CHALLENGE ::
Using the data below, copy every line that contains the word "this".

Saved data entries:

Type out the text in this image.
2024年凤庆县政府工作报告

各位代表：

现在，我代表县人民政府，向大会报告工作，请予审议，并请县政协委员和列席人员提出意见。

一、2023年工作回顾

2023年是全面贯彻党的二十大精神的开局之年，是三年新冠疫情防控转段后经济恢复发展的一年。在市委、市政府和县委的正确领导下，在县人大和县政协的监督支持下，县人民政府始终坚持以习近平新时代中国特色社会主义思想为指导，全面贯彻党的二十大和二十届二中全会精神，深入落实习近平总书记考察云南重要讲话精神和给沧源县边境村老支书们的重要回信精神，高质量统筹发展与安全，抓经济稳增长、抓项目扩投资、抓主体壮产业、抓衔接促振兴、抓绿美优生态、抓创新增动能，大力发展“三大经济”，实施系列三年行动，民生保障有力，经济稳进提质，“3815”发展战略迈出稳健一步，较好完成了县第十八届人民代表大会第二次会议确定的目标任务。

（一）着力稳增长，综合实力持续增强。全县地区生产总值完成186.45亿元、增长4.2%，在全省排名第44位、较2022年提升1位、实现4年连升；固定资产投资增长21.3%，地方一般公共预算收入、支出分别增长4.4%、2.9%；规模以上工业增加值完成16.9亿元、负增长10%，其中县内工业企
==
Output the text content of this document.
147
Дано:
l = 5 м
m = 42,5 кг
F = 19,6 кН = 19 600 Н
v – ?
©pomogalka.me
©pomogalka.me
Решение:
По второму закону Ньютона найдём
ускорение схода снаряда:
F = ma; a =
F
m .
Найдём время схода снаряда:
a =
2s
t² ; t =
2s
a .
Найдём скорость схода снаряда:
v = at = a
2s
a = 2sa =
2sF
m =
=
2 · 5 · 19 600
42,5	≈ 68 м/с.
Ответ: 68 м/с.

TASK RESULT ::
Type out the text in this image.
Output the text content of this document.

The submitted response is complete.